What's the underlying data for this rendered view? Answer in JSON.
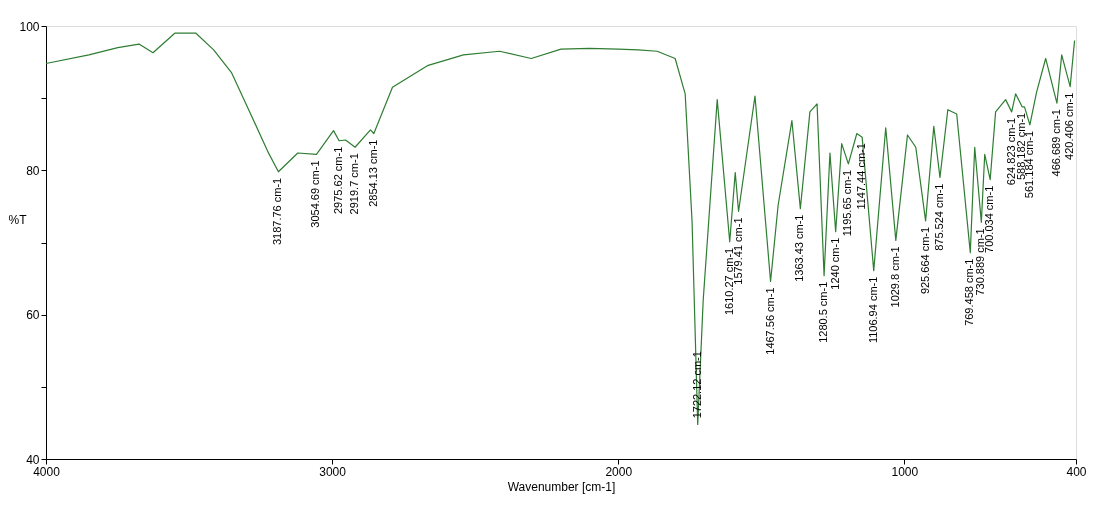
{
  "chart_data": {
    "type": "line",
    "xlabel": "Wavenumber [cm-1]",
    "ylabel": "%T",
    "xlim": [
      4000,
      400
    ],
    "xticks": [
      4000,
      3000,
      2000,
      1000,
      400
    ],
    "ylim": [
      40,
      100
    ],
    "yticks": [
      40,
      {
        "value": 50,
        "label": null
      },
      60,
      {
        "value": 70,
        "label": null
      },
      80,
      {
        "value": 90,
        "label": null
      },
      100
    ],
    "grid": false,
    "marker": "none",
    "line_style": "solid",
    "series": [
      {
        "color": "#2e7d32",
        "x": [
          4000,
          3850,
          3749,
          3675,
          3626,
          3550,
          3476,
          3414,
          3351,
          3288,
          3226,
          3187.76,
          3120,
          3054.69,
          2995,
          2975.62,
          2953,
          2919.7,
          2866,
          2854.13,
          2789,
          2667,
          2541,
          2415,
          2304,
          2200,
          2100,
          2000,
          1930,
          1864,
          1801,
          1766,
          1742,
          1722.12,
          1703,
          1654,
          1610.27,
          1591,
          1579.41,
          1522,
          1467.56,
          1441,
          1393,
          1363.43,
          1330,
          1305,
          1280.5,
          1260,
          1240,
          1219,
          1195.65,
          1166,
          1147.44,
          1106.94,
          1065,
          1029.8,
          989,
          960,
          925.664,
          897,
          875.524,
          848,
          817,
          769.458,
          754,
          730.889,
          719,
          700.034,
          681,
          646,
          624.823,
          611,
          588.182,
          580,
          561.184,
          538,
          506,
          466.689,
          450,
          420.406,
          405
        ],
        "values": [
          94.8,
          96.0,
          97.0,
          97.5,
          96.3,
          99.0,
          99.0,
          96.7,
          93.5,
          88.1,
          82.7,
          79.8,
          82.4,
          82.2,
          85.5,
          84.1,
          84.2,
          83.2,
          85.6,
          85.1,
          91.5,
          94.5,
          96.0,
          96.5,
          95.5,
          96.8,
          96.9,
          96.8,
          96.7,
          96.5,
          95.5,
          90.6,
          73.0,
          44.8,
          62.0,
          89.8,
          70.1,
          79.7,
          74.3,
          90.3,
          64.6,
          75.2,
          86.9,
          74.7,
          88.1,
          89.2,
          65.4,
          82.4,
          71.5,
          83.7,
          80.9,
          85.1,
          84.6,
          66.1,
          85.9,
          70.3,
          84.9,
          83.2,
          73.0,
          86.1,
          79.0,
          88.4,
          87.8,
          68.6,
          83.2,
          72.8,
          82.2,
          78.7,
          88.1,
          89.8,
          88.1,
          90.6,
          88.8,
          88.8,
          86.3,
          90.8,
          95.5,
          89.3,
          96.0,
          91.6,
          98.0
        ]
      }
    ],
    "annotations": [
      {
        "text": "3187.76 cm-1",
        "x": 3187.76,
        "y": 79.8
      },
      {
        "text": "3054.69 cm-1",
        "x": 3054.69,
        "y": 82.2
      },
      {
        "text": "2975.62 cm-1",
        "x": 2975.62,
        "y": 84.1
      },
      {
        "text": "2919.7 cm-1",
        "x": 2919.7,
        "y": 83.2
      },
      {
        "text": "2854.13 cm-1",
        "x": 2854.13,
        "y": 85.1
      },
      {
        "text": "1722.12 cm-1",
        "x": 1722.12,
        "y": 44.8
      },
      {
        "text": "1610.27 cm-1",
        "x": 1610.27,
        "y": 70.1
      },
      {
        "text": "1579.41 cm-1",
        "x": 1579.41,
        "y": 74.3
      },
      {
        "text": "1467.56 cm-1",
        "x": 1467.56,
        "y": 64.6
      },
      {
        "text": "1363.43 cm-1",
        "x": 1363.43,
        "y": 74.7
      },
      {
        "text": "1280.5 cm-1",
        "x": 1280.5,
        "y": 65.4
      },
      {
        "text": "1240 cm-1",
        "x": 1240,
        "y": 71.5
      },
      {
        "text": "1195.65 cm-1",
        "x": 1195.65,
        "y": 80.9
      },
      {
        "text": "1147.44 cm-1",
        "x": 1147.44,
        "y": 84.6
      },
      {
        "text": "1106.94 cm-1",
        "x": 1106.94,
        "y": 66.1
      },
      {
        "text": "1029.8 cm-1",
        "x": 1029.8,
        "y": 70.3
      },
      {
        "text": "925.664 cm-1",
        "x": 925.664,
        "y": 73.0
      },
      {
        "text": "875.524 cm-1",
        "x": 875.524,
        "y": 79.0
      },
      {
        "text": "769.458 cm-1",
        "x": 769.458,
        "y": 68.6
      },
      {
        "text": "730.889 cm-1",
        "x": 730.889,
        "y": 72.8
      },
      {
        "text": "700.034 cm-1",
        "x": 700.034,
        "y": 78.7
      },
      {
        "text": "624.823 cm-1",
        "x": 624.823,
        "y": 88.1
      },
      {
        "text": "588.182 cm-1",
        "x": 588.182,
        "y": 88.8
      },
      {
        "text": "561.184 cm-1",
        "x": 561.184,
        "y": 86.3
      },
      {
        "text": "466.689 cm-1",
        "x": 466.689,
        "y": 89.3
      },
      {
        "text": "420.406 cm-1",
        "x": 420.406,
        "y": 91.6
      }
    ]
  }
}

* * *

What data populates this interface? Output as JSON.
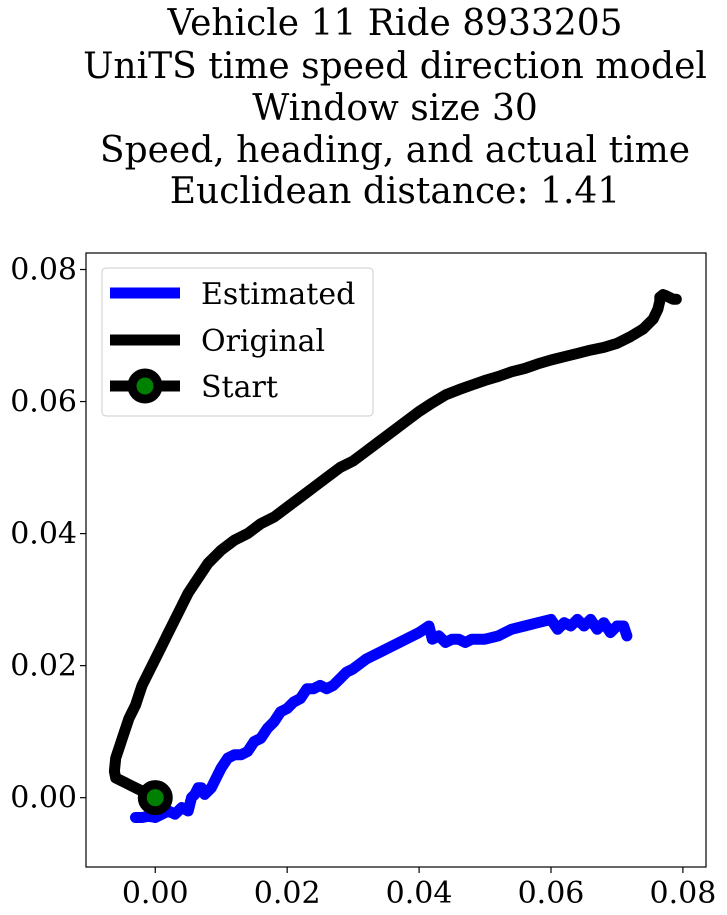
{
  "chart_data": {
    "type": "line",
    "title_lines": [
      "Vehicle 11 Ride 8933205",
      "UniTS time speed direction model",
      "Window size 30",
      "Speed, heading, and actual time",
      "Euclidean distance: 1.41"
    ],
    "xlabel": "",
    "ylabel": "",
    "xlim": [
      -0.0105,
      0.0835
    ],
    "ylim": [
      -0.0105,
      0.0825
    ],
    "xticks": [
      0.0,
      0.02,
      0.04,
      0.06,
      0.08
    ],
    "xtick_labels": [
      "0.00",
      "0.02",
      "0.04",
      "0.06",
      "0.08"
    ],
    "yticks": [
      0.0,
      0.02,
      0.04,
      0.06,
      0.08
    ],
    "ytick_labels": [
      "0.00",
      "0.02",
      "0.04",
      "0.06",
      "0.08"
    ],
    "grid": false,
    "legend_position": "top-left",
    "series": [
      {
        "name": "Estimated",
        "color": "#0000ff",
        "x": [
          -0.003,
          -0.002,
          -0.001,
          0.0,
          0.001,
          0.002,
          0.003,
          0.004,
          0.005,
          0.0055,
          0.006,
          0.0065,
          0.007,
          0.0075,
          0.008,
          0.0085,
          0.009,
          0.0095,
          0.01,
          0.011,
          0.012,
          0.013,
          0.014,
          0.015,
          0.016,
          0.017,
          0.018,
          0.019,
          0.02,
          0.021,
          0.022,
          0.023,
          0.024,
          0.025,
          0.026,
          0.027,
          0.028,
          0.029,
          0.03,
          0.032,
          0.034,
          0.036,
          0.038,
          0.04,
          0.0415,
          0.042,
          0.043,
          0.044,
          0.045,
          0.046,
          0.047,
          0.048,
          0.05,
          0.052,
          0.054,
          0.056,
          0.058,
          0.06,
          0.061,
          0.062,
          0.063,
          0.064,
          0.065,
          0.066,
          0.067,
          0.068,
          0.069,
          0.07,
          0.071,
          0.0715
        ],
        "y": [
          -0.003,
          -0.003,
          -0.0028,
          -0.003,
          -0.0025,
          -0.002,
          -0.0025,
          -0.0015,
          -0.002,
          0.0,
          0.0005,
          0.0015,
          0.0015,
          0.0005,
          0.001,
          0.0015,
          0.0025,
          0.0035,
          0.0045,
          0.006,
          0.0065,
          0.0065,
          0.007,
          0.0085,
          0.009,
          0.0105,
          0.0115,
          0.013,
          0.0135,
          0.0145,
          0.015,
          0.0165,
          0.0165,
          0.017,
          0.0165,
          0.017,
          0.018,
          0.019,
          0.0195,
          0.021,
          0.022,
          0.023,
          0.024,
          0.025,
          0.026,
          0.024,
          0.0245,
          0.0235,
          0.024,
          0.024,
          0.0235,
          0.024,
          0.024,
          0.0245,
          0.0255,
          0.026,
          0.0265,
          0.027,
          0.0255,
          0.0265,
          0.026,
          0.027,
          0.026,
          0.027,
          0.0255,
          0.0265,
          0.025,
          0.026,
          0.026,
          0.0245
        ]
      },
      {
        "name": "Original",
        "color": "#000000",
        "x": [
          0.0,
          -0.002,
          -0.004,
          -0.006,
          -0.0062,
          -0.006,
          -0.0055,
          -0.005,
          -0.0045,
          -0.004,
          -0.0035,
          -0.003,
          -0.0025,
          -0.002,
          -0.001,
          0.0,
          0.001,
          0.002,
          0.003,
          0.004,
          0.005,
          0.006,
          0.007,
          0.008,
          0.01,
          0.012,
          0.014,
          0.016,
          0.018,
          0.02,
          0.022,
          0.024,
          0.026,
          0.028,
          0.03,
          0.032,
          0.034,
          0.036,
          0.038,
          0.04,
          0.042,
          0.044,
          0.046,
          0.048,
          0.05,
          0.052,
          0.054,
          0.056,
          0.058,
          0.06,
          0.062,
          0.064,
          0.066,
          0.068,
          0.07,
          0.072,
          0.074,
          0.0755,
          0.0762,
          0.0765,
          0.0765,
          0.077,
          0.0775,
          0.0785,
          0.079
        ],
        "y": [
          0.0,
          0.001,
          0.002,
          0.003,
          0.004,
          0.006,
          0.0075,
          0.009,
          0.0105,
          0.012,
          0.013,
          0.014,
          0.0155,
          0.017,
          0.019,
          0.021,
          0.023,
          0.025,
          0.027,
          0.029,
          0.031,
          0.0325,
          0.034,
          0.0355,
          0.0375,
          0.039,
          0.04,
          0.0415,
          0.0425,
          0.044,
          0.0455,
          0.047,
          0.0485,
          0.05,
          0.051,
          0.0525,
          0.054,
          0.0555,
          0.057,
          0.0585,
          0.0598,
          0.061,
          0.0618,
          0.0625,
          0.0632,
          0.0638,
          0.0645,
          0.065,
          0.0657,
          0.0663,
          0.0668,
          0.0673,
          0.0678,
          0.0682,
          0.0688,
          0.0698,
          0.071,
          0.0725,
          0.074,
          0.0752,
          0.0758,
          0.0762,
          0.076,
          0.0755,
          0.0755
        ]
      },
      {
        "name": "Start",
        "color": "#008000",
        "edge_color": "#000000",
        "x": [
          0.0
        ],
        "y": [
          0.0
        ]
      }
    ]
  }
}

■ AIM OF THE TASK ■
Exactly how many lines contain "name"? State the number and nothing else.

■ WRITTEN REPLY ■
3